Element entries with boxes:
==*==

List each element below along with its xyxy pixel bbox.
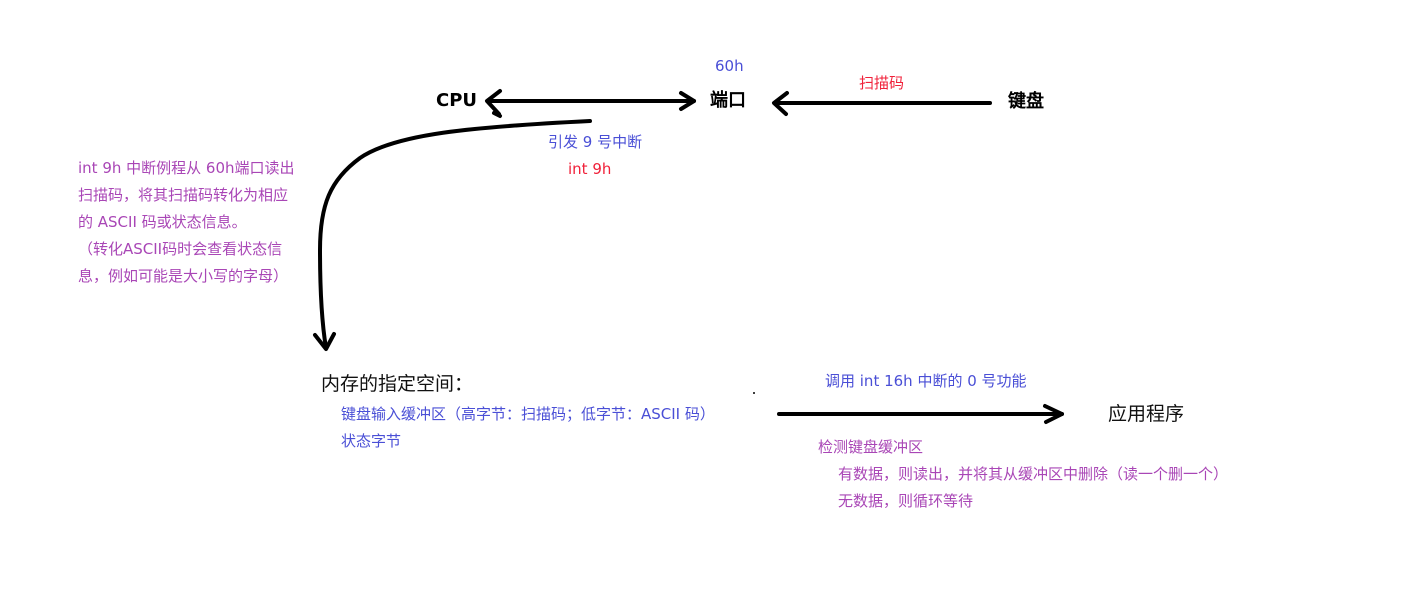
memory-node: 内存的指定空间： xyxy=(321,373,474,395)
port-node: 端口 xyxy=(710,90,746,111)
int9-description-line: 扫描码，将其扫描码转化为相应 xyxy=(78,186,289,204)
port-number-label: 60h xyxy=(715,57,744,75)
keyboard-node: 键盘 xyxy=(1008,91,1044,112)
int16-description-title: 检测键盘缓冲区 xyxy=(818,438,924,456)
int16-description-item: 有数据，则读出，并将其从缓冲区中删除（读一个删一个） xyxy=(838,465,1229,483)
memory-to-app-arrow xyxy=(777,404,1064,424)
cpu-port-double-arrow xyxy=(485,89,696,116)
int16-call-label: 调用 int 16h 中断的 0 号功能 xyxy=(825,372,1027,390)
int9-description: int 9h 中断例程从 60h端口读出 扫描码，将其扫描码转化为相应 的 AS… xyxy=(78,155,295,290)
application-node: 应用程序 xyxy=(1108,403,1185,425)
stray-dot xyxy=(753,392,755,394)
int9-description-line: （转化ASCII码时会查看状态信 xyxy=(78,240,283,258)
int9-description-line: 息，例如可能是大小写的字母） xyxy=(78,267,289,285)
memory-item-status-byte: 状态字节 xyxy=(341,432,402,450)
scan-code-label: 扫描码 xyxy=(859,74,905,92)
int9-label: int 9h xyxy=(568,160,612,178)
trigger-interrupt-label: 引发 9 号中断 xyxy=(548,133,643,151)
int16-description: 检测键盘缓冲区 有数据，则读出，并将其从缓冲区中删除（读一个删一个） 无数据，则… xyxy=(818,434,1228,515)
diagram-arrows xyxy=(313,89,1064,424)
cpu-node: CPU xyxy=(436,90,478,111)
int9-description-line: 的 ASCII 码或状态信息。 xyxy=(78,213,247,231)
memory-items: 键盘输入缓冲区（高字节：扫描码；低字节：ASCII 码） 状态字节 xyxy=(341,401,715,455)
memory-item-keyboard-buffer: 键盘输入缓冲区（高字节：扫描码；低字节：ASCII 码） xyxy=(341,405,715,423)
int16-description-item: 无数据，则循环等待 xyxy=(838,492,974,510)
keyboard-to-port-arrow xyxy=(772,91,992,116)
int9-description-line: int 9h 中断例程从 60h端口读出 xyxy=(78,159,295,177)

==*==

# [PROMPT]
Return every line of the data above verbatim, but omit the picture from your answer.

# [WRITTEN REPLY]
List each element below along with its xyxy pixel bbox.
memory-node: 内存的指定空间： xyxy=(321,373,474,395)
port-node: 端口 xyxy=(710,90,746,111)
int9-description-line: 扫描码，将其扫描码转化为相应 xyxy=(78,186,289,204)
port-number-label: 60h xyxy=(715,57,744,75)
keyboard-node: 键盘 xyxy=(1008,91,1044,112)
int16-description-title: 检测键盘缓冲区 xyxy=(818,438,924,456)
int16-description-item: 有数据，则读出，并将其从缓冲区中删除（读一个删一个） xyxy=(838,465,1229,483)
memory-to-app-arrow xyxy=(777,404,1064,424)
cpu-port-double-arrow xyxy=(485,89,696,116)
int16-call-label: 调用 int 16h 中断的 0 号功能 xyxy=(825,372,1027,390)
int9-description: int 9h 中断例程从 60h端口读出 扫描码，将其扫描码转化为相应 的 AS… xyxy=(78,155,295,290)
application-node: 应用程序 xyxy=(1108,403,1185,425)
stray-dot xyxy=(753,392,755,394)
int9-description-line: （转化ASCII码时会查看状态信 xyxy=(78,240,283,258)
int9-description-line: 息，例如可能是大小写的字母） xyxy=(78,267,289,285)
memory-item-status-byte: 状态字节 xyxy=(341,432,402,450)
scan-code-label: 扫描码 xyxy=(859,74,905,92)
int9-label: int 9h xyxy=(568,160,612,178)
trigger-interrupt-label: 引发 9 号中断 xyxy=(548,133,643,151)
int16-description: 检测键盘缓冲区 有数据，则读出，并将其从缓冲区中删除（读一个删一个） 无数据，则… xyxy=(818,434,1228,515)
diagram-arrows xyxy=(313,89,1064,424)
cpu-node: CPU xyxy=(436,90,478,111)
int9-description-line: 的 ASCII 码或状态信息。 xyxy=(78,213,247,231)
memory-items: 键盘输入缓冲区（高字节：扫描码；低字节：ASCII 码） 状态字节 xyxy=(341,401,715,455)
memory-item-keyboard-buffer: 键盘输入缓冲区（高字节：扫描码；低字节：ASCII 码） xyxy=(341,405,715,423)
int16-description-item: 无数据，则循环等待 xyxy=(838,492,974,510)
keyboard-to-port-arrow xyxy=(772,91,992,116)
int9-description-line: int 9h 中断例程从 60h端口读出 xyxy=(78,159,295,177)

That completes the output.